OBJECTIVE:
Which lines hold the word "janvier"? Copy each of them.

STORED RECORDS:

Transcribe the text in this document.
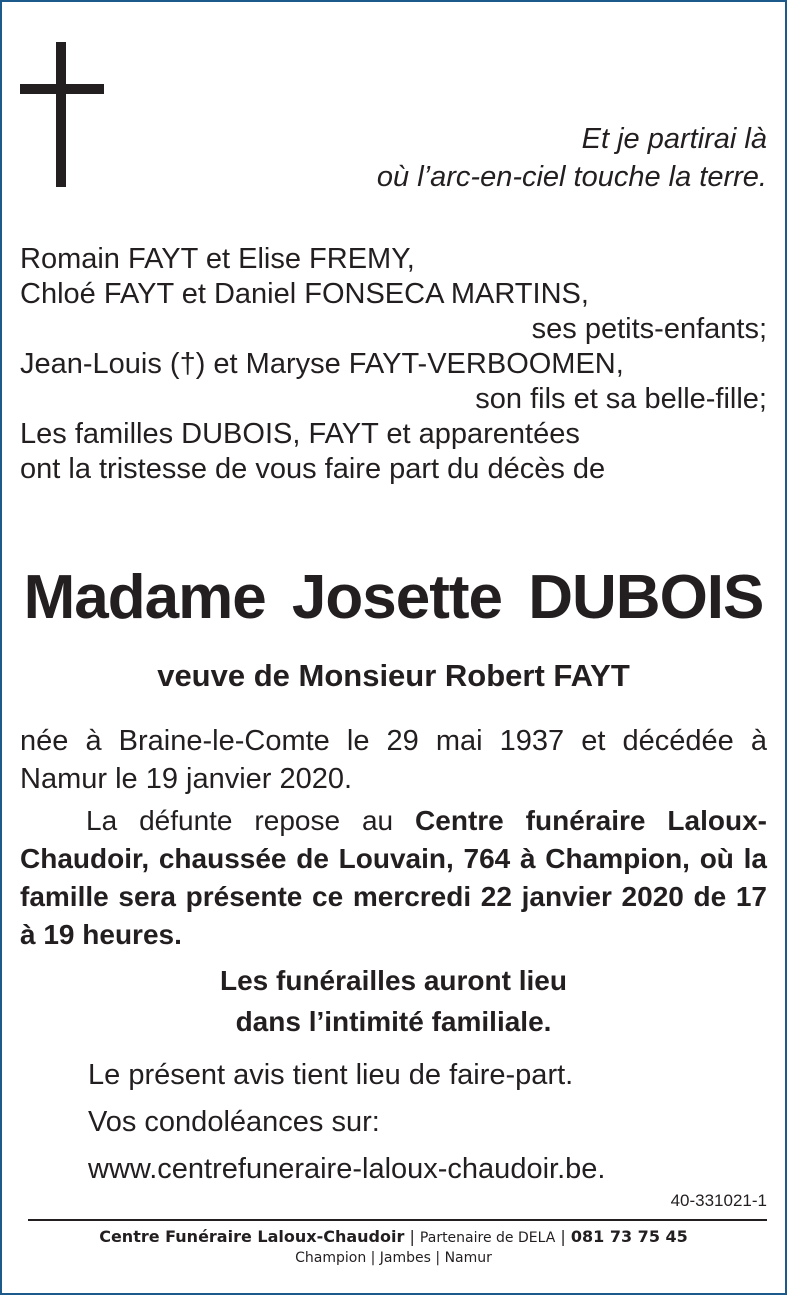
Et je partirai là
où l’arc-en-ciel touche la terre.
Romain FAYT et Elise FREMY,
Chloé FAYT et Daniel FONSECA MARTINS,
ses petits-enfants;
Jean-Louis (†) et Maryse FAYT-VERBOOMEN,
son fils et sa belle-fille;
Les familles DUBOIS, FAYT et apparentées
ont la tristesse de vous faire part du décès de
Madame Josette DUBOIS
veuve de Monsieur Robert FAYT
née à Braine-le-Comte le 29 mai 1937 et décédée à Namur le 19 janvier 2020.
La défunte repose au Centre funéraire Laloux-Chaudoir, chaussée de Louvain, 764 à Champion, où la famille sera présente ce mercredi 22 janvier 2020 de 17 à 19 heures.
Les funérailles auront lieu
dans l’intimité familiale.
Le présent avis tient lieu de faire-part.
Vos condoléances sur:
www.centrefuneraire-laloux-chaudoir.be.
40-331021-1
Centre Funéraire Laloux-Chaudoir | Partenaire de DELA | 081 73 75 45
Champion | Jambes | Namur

==

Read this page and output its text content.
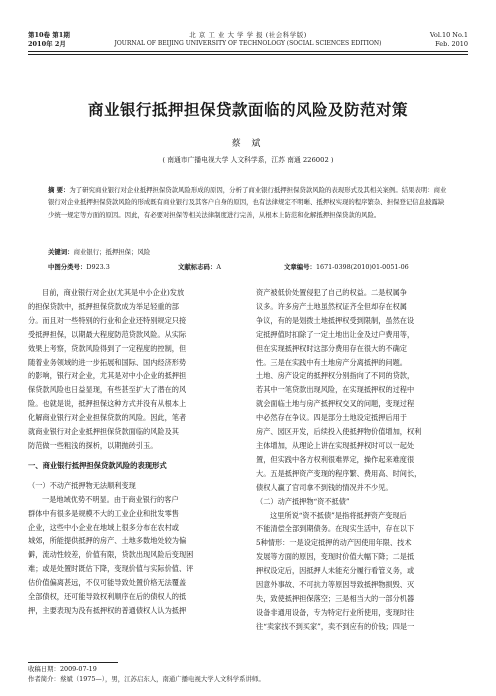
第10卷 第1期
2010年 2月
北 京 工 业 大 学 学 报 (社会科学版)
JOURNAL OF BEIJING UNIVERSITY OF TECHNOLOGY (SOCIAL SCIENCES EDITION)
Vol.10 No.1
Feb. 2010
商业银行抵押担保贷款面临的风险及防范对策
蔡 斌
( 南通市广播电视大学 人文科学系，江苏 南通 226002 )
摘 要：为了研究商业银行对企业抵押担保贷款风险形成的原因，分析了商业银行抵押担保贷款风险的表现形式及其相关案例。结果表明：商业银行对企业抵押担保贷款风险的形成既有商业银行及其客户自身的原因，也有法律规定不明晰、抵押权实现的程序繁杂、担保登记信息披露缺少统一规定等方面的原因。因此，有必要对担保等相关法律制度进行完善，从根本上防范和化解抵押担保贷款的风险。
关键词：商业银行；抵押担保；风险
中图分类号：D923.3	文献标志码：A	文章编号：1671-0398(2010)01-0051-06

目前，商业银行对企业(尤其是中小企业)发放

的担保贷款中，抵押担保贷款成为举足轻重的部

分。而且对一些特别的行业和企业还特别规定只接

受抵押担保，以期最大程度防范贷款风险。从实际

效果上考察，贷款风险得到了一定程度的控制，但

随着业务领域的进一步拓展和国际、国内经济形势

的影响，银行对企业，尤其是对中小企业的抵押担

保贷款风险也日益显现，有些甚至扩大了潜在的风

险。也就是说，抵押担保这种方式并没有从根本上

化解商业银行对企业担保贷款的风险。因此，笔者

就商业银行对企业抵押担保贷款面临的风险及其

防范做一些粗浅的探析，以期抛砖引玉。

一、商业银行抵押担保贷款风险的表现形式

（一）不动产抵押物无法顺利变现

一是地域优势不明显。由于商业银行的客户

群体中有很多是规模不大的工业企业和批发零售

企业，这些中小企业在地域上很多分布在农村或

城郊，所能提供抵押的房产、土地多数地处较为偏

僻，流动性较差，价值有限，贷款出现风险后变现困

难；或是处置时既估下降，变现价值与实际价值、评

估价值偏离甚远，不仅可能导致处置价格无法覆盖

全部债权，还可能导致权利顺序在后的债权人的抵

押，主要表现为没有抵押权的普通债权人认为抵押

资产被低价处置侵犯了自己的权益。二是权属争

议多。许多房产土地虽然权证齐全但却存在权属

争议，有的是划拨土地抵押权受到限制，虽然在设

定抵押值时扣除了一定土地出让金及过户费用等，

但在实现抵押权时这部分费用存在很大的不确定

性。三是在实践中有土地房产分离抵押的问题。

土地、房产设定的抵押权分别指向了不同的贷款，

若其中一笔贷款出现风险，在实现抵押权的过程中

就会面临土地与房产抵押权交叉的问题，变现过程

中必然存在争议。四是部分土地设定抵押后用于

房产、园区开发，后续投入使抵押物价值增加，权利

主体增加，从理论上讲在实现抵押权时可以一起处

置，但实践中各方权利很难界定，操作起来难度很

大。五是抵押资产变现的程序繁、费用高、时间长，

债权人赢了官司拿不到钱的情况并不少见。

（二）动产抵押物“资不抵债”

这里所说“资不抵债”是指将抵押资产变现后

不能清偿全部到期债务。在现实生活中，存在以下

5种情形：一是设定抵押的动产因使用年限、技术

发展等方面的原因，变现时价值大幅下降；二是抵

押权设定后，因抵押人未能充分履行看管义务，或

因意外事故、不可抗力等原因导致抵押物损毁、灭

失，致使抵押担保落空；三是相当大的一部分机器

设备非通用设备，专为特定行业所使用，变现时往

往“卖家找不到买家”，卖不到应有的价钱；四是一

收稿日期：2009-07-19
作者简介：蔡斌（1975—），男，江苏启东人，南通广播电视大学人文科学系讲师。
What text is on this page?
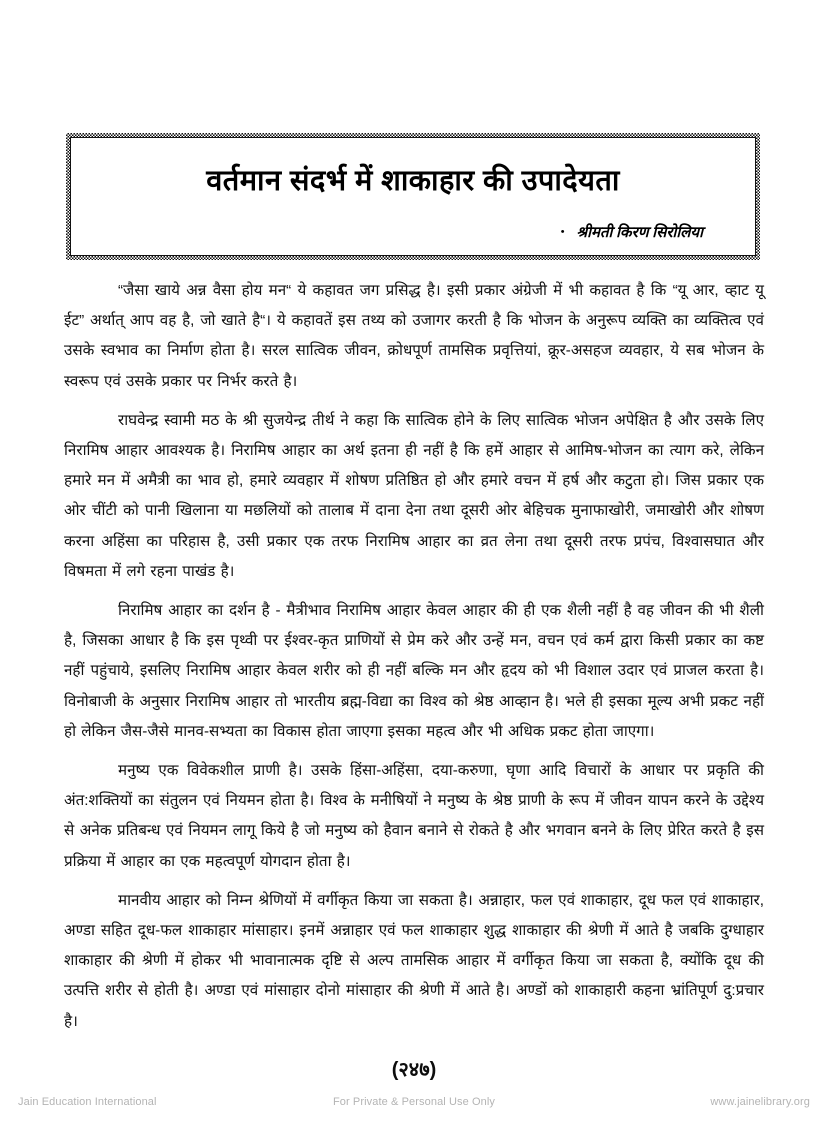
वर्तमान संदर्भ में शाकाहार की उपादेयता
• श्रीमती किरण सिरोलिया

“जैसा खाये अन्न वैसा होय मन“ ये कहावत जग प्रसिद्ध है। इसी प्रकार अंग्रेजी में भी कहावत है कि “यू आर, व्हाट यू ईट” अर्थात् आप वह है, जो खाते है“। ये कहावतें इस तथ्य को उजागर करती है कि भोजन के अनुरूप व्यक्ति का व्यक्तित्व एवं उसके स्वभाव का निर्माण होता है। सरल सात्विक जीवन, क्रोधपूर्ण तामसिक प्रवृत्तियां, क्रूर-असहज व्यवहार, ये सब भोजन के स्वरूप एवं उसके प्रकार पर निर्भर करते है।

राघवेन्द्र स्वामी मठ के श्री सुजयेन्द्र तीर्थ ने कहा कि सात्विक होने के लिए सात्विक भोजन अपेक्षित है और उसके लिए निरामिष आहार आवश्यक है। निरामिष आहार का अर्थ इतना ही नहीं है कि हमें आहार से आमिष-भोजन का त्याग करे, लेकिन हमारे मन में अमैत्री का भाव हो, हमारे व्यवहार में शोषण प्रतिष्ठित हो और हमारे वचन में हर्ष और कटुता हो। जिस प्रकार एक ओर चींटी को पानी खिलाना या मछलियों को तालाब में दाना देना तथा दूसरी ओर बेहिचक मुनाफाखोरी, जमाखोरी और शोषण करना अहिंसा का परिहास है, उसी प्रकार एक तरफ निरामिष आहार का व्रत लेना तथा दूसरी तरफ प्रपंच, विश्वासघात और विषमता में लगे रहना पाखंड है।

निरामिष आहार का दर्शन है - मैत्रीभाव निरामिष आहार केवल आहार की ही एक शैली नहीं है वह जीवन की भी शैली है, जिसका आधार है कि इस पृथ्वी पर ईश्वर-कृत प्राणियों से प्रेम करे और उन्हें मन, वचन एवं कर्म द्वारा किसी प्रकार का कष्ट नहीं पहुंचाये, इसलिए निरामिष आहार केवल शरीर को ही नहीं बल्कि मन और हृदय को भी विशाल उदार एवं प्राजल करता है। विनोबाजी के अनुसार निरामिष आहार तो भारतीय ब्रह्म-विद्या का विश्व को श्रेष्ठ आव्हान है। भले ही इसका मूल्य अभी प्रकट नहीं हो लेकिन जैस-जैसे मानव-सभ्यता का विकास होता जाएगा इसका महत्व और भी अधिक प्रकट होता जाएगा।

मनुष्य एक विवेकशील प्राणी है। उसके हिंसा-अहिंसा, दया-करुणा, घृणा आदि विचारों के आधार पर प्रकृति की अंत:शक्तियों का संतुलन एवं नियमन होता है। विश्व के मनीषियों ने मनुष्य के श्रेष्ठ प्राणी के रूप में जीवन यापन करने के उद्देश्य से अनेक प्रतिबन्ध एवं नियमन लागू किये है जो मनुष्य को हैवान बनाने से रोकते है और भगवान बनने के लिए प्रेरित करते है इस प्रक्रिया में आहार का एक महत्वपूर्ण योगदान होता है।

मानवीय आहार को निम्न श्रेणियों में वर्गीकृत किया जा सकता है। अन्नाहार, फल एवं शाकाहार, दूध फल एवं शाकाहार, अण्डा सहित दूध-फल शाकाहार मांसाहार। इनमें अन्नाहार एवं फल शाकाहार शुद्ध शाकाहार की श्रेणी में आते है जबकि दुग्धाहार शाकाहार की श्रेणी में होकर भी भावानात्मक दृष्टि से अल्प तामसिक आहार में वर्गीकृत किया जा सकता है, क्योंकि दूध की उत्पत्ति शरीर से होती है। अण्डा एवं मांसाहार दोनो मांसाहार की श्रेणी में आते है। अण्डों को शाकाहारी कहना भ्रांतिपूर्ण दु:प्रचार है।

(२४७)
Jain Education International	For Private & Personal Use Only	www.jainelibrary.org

...

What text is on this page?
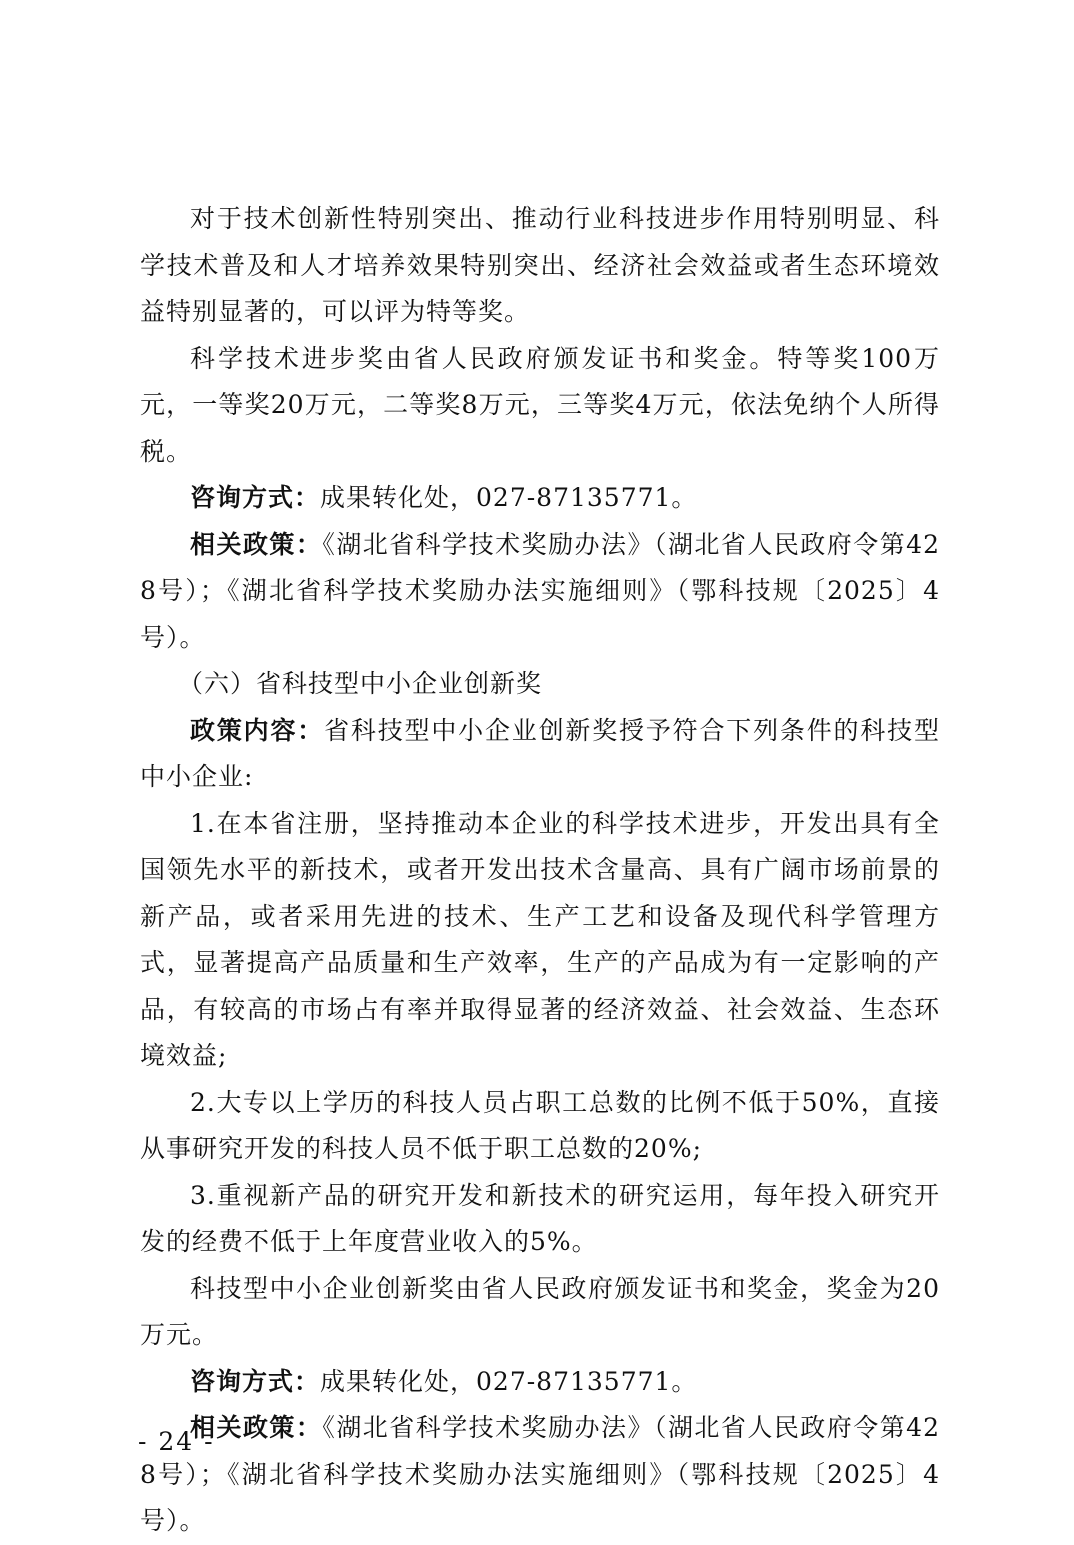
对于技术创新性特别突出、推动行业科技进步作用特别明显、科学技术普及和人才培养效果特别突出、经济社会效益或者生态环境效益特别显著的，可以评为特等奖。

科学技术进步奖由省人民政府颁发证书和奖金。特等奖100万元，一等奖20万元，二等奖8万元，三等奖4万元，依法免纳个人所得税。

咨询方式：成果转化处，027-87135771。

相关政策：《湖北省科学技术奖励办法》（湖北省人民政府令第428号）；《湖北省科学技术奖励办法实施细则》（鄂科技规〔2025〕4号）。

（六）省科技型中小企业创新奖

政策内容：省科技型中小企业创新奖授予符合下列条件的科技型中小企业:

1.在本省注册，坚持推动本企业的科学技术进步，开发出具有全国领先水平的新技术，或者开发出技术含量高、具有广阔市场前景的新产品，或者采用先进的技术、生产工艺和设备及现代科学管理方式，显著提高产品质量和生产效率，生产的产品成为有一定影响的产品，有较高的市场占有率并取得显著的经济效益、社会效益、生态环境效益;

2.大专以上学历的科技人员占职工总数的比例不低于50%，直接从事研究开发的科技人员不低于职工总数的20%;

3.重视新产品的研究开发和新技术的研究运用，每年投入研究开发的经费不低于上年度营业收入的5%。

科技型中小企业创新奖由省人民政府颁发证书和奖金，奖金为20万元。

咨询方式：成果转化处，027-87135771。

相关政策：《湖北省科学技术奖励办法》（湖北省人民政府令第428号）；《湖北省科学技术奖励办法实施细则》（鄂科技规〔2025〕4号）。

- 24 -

SOLUTION BELOW:
née à Braine-le-Comte le 29 mai 1937 et décédée à Namur le 19 janvier 2020.
La défunte repose au Centre funéraire Laloux-Chaudoir, chaussée de Louvain, 764 à Champion, où la famille sera présente ce mercredi 22 janvier 2020 de 17 à 19 heures.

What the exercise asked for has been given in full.